- [What needs to be done]: Without omitting anything, return the records precisely as given.

━━ Supplied information ━━

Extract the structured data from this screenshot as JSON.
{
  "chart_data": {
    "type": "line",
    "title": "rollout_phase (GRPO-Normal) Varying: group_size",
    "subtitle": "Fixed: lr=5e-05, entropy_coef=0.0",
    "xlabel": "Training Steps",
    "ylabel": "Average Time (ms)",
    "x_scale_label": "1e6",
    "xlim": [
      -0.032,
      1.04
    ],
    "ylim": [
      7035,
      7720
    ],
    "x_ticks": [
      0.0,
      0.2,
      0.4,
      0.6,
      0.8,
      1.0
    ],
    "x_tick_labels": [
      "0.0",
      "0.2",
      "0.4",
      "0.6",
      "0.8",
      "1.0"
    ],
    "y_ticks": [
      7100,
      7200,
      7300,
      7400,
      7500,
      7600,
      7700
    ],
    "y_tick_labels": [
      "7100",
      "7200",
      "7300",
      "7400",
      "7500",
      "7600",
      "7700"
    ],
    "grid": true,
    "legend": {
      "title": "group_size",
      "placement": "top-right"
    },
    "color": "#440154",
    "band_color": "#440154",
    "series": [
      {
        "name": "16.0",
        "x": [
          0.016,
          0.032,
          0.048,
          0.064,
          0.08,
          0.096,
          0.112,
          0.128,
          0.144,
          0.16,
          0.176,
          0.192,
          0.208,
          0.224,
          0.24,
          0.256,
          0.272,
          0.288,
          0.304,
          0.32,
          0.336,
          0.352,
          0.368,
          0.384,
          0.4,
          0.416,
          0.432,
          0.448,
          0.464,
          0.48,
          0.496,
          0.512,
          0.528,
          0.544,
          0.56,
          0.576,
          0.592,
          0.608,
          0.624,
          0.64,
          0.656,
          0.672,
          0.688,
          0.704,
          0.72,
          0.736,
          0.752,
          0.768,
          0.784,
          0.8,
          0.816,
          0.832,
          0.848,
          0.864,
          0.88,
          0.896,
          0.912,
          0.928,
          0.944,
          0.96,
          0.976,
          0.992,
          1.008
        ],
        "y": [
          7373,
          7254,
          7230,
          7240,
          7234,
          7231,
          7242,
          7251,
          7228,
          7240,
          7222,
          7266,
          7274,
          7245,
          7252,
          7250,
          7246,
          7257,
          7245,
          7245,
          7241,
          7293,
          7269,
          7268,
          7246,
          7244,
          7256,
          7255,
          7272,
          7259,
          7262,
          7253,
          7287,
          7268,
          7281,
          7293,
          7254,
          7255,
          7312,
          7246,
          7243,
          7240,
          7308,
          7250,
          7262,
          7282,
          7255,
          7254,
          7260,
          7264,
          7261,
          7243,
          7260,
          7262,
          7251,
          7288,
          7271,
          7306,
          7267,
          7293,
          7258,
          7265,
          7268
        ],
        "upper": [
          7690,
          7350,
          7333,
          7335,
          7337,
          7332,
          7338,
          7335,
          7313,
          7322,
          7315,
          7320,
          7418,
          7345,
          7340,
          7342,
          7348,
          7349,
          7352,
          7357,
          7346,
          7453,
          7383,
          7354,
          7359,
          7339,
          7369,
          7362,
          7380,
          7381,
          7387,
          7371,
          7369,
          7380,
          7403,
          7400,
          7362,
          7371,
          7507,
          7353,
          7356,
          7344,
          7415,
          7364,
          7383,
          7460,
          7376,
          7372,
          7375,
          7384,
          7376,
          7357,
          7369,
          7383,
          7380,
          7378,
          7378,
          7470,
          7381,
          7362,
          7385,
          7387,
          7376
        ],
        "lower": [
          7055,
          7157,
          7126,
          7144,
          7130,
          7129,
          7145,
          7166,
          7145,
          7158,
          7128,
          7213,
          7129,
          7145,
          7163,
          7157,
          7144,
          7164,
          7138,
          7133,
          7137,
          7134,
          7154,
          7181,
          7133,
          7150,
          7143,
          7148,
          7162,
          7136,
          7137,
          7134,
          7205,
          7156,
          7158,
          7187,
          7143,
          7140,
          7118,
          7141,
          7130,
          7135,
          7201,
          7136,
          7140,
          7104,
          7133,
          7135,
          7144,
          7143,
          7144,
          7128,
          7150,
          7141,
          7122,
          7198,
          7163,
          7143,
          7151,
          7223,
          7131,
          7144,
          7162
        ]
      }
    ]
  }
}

━━━

- [Response]:
Extract the structured data from this screenshot as JSON.
{
  "chart_data": {
    "type": "line",
    "title": "rollout_phase (GRPO-Normal) Varying: group_size",
    "subtitle": "Fixed: lr=5e-05, entropy_coef=0.0",
    "xlabel": "Training Steps",
    "ylabel": "Average Time (ms)",
    "x_scale_label": "1e6",
    "xlim": [
      -0.032,
      1.04
    ],
    "ylim": [
      7035,
      7720
    ],
    "x_ticks": [
      0.0,
      0.2,
      0.4,
      0.6,
      0.8,
      1.0
    ],
    "x_tick_labels": [
      "0.0",
      "0.2",
      "0.4",
      "0.6",
      "0.8",
      "1.0"
    ],
    "y_ticks": [
      7100,
      7200,
      7300,
      7400,
      7500,
      7600,
      7700
    ],
    "y_tick_labels": [
      "7100",
      "7200",
      "7300",
      "7400",
      "7500",
      "7600",
      "7700"
    ],
    "grid": true,
    "legend": {
      "title": "group_size",
      "placement": "top-right"
    },
    "color": "#440154",
    "band_color": "#440154",
    "series": [
      {
        "name": "16.0",
        "x": [
          0.016,
          0.032,
          0.048,
          0.064,
          0.08,
          0.096,
          0.112,
          0.128,
          0.144,
          0.16,
          0.176,
          0.192,
          0.208,
          0.224,
          0.24,
          0.256,
          0.272,
          0.288,
          0.304,
          0.32,
          0.336,
          0.352,
          0.368,
          0.384,
          0.4,
          0.416,
          0.432,
          0.448,
          0.464,
          0.48,
          0.496,
          0.512,
          0.528,
          0.544,
          0.56,
          0.576,
          0.592,
          0.608,
          0.624,
          0.64,
          0.656,
          0.672,
          0.688,
          0.704,
          0.72,
          0.736,
          0.752,
          0.768,
          0.784,
          0.8,
          0.816,
          0.832,
          0.848,
          0.864,
          0.88,
          0.896,
          0.912,
          0.928,
          0.944,
          0.96,
          0.976,
          0.992,
          1.008
        ],
        "y": [
          7373,
          7254,
          7230,
          7240,
          7234,
          7231,
          7242,
          7251,
          7228,
          7240,
          7222,
          7266,
          7274,
          7245,
          7252,
          7250,
          7246,
          7257,
          7245,
          7245,
          7241,
          7293,
          7269,
          7268,
          7246,
          7244,
          7256,
          7255,
          7272,
          7259,
          7262,
          7253,
          7287,
          7268,
          7281,
          7293,
          7254,
          7255,
          7312,
          7246,
          7243,
          7240,
          7308,
          7250,
          7262,
          7282,
          7255,
          7254,
          7260,
          7264,
          7261,
          7243,
          7260,
          7262,
          7251,
          7288,
          7271,
          7306,
          7267,
          7293,
          7258,
          7265,
          7268
        ],
        "upper": [
          7690,
          7350,
          7333,
          7335,
          7337,
          7332,
          7338,
          7335,
          7313,
          7322,
          7315,
          7320,
          7418,
          7345,
          7340,
          7342,
          7348,
          7349,
          7352,
          7357,
          7346,
          7453,
          7383,
          7354,
          7359,
          7339,
          7369,
          7362,
          7380,
          7381,
          7387,
          7371,
          7369,
          7380,
          7403,
          7400,
          7362,
          7371,
          7507,
          7353,
          7356,
          7344,
          7415,
          7364,
          7383,
          7460,
          7376,
          7372,
          7375,
          7384,
          7376,
          7357,
          7369,
          7383,
          7380,
          7378,
          7378,
          7470,
          7381,
          7362,
          7385,
          7387,
          7376
        ],
        "lower": [
          7055,
          7157,
          7126,
          7144,
          7130,
          7129,
          7145,
          7166,
          7145,
          7158,
          7128,
          7213,
          7129,
          7145,
          7163,
          7157,
          7144,
          7164,
          7138,
          7133,
          7137,
          7134,
          7154,
          7181,
          7133,
          7150,
          7143,
          7148,
          7162,
          7136,
          7137,
          7134,
          7205,
          7156,
          7158,
          7187,
          7143,
          7140,
          7118,
          7141,
          7130,
          7135,
          7201,
          7136,
          7140,
          7104,
          7133,
          7135,
          7144,
          7143,
          7144,
          7128,
          7150,
          7141,
          7122,
          7198,
          7163,
          7143,
          7151,
          7223,
          7131,
          7144,
          7162
        ]
      }
    ]
  }
}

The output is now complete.